_Material provided_:
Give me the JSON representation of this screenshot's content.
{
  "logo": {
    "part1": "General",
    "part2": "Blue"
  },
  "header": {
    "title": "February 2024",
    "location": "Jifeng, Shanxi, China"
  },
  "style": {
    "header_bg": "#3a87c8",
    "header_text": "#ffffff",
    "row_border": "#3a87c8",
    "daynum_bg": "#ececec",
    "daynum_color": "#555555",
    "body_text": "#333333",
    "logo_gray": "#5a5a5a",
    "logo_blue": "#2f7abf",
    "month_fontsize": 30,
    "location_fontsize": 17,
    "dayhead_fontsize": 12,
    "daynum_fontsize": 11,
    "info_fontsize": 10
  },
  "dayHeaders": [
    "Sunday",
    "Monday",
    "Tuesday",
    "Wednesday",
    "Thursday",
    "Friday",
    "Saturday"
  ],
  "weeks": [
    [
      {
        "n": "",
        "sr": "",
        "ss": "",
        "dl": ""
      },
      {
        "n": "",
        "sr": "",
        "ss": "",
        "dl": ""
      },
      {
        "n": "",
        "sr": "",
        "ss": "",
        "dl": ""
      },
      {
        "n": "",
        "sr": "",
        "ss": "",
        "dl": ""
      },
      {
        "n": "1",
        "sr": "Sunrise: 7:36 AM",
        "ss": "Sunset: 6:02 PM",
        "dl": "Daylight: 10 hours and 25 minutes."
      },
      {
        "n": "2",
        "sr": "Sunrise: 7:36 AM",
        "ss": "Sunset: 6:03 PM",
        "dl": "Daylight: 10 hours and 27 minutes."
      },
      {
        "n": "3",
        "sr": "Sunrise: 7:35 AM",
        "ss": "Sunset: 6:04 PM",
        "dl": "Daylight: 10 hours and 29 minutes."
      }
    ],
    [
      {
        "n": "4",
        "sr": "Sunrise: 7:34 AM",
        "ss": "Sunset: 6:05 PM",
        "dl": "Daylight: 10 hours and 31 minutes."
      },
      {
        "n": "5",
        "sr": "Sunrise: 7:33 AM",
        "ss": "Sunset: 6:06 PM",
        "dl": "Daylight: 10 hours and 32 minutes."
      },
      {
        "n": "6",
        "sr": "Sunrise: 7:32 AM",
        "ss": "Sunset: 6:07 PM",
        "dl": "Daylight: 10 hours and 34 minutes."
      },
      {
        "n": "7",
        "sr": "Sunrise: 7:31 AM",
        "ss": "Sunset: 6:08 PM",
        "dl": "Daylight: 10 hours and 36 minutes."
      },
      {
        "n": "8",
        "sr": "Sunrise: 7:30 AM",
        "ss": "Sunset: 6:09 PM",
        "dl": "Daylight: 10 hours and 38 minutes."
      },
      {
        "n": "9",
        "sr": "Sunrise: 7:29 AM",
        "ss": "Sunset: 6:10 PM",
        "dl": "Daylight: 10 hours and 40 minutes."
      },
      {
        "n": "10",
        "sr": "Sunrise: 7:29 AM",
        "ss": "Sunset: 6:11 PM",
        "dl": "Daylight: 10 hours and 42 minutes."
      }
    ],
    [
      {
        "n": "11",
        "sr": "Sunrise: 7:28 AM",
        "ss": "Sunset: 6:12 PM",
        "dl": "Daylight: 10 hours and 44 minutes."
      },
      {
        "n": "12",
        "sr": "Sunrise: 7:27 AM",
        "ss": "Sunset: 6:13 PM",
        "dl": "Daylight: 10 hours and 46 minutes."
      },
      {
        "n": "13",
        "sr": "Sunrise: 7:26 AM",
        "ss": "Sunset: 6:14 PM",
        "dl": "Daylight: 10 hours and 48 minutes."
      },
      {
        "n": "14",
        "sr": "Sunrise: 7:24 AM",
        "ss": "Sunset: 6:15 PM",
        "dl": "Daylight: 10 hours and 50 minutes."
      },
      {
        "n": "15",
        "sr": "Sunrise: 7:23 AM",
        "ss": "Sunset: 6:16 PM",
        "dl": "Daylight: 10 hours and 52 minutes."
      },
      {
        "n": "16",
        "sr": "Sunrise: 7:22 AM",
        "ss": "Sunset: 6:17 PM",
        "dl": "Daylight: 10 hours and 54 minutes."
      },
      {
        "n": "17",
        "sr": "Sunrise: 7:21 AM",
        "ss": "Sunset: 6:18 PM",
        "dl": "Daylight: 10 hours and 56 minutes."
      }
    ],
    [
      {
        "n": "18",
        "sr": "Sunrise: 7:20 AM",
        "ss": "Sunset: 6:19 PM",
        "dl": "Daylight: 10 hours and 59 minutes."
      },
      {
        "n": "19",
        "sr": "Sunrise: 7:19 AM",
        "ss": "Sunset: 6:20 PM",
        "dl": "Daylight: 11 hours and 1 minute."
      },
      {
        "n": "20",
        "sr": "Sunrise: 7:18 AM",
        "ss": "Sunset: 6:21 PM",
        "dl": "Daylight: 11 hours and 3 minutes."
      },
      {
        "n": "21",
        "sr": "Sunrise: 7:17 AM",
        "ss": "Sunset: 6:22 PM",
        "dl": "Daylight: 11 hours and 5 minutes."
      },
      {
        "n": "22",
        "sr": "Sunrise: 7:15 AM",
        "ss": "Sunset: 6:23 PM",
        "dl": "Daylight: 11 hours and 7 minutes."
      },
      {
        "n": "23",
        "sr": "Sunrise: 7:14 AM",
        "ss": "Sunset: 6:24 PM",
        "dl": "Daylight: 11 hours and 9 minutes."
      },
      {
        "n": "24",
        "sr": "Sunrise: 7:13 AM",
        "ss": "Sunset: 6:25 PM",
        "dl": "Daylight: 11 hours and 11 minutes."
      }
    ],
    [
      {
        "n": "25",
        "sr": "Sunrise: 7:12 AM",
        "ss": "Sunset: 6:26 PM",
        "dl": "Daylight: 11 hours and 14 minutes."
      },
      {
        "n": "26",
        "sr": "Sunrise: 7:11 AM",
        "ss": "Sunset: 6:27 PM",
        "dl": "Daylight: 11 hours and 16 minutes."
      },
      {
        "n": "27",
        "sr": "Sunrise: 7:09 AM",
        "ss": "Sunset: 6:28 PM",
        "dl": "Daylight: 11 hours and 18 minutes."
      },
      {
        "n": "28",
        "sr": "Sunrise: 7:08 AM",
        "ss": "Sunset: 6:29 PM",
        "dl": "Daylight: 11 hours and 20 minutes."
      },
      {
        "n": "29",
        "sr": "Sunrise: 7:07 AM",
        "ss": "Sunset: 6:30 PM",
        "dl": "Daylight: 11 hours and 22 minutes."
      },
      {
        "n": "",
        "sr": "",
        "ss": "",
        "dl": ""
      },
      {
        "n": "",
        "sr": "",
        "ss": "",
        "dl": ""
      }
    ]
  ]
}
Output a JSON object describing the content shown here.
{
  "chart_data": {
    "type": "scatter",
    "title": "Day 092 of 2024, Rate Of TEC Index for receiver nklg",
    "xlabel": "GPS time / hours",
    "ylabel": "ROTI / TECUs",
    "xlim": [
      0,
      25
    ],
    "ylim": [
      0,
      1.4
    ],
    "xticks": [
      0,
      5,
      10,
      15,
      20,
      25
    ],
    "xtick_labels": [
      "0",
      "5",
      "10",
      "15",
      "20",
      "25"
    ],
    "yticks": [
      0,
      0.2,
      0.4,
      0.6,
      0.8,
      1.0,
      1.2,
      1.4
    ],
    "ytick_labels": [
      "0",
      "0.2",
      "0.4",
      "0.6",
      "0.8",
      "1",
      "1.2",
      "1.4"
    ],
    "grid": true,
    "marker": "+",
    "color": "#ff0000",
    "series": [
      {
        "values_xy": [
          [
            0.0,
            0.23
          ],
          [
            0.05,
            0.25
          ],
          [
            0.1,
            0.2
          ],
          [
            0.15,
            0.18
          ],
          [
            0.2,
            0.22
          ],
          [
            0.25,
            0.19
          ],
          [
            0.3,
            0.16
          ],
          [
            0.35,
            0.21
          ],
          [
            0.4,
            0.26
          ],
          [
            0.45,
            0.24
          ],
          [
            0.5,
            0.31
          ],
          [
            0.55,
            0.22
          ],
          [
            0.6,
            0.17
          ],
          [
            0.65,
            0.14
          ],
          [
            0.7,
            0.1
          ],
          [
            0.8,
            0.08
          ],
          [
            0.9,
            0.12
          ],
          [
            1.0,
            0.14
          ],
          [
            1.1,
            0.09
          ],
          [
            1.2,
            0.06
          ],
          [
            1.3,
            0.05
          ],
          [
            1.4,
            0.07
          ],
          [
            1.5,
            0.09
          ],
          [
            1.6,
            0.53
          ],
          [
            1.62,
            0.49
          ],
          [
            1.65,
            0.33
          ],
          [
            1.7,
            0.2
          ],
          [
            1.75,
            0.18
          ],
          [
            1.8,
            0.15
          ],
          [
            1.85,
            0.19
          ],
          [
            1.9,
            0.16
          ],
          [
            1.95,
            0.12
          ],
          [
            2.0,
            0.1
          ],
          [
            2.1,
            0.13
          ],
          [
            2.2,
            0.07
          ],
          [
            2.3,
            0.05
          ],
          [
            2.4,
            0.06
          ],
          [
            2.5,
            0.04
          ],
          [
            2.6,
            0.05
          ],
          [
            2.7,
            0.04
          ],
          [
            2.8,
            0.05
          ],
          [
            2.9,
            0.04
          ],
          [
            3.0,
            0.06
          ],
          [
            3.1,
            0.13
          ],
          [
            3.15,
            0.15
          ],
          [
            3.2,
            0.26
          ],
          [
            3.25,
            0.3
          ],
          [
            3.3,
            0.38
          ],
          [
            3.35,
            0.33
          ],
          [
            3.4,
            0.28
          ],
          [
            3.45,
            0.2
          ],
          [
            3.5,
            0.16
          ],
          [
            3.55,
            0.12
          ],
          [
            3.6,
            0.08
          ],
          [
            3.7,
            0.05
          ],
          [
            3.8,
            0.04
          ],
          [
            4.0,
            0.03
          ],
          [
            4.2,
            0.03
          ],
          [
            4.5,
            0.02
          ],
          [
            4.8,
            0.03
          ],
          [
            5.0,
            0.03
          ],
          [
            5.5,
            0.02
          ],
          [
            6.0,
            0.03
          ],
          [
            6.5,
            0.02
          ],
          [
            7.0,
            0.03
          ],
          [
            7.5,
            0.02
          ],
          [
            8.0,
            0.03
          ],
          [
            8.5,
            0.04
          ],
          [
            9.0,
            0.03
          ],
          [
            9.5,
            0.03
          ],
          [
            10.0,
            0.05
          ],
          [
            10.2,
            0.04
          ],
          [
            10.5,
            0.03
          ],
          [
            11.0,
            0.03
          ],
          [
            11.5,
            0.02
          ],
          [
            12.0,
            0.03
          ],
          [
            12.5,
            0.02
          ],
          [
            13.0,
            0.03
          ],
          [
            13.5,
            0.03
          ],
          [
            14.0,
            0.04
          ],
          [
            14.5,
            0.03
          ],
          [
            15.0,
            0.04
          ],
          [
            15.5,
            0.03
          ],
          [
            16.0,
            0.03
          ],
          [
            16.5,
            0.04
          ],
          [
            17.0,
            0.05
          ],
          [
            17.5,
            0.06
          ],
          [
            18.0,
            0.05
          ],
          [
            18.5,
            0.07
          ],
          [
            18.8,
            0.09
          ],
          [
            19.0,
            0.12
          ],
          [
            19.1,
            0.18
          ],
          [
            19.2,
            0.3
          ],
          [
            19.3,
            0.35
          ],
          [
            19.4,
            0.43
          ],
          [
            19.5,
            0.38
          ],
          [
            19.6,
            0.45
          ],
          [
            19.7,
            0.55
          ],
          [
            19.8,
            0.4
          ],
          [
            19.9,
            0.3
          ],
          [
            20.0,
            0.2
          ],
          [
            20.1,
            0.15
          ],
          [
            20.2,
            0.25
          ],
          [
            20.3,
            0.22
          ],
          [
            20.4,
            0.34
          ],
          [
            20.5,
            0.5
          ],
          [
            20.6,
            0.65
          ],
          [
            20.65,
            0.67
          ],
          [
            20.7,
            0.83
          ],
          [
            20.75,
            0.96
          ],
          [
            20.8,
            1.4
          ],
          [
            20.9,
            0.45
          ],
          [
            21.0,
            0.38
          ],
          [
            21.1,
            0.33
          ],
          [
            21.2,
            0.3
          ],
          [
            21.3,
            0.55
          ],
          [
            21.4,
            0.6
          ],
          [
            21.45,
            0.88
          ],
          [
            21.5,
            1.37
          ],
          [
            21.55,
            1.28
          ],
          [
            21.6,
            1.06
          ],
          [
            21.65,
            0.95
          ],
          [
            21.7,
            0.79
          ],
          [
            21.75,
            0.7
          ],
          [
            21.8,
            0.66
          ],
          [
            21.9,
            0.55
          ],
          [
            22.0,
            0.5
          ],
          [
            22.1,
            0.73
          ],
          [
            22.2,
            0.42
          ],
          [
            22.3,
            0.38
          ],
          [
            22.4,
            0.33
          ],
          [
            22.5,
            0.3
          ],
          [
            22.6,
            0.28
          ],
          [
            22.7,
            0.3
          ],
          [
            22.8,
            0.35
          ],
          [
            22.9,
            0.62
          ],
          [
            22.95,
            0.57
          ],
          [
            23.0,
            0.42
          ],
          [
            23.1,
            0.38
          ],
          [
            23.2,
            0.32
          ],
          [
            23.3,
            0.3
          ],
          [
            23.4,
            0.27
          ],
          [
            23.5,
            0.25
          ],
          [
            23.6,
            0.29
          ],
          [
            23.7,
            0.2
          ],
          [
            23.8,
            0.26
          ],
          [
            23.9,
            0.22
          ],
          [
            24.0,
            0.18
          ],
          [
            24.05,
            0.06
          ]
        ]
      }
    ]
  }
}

_The exercise_: Locate the string "JSON" in the listing above and copy every line where it occurs.

_Answer to this task_:
Give me the JSON representation of this screenshot's content.
Output a JSON object describing the content shown here.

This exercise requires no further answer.